Collection entries:
↓↓↓

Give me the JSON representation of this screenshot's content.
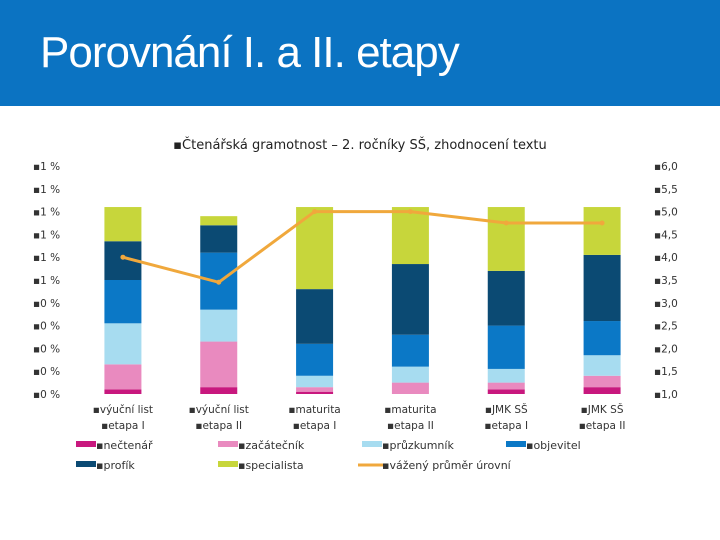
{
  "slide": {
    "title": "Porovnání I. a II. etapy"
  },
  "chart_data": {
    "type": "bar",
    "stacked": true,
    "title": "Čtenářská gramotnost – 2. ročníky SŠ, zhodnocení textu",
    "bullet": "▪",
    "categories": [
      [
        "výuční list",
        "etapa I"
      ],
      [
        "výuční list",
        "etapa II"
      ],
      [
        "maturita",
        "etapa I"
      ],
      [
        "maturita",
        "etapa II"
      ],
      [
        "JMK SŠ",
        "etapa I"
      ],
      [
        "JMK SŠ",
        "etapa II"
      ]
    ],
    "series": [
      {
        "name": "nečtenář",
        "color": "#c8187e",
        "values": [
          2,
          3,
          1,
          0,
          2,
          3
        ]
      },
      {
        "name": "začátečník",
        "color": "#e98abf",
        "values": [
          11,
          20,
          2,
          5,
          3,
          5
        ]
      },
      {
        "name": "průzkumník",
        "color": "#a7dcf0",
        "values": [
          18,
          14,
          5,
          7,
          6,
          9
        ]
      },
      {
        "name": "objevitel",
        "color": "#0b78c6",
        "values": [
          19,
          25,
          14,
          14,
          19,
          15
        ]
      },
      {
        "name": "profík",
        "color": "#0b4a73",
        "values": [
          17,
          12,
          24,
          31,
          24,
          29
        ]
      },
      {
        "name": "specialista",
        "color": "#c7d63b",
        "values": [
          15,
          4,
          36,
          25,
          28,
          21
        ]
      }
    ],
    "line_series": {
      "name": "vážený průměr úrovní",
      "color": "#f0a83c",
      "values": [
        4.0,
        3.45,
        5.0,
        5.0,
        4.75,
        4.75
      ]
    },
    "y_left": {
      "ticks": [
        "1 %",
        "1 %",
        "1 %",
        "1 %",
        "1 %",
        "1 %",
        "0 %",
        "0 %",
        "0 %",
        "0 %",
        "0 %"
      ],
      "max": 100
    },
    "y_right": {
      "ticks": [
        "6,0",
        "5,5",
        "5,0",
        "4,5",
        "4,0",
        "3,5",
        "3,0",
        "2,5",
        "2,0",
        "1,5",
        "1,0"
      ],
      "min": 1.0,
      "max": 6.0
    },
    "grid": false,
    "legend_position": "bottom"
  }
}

↑↑↑
↓↓↓

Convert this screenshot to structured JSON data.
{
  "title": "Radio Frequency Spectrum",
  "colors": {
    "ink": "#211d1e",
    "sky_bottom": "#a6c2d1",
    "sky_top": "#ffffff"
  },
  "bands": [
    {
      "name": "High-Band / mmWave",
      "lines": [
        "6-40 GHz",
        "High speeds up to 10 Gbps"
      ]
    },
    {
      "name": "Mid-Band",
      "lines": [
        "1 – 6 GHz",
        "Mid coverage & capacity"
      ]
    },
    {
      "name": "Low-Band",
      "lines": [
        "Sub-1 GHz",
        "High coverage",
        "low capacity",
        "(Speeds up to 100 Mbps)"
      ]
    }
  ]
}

↑↑↑

INSTRUCTIONS TO FOLLOW:
Look through the entries above and report each line where the string "screenshot" occurs.

TASK RESPONSE:
Give me the JSON representation of this screenshot's content.
Convert this screenshot to structured JSON data.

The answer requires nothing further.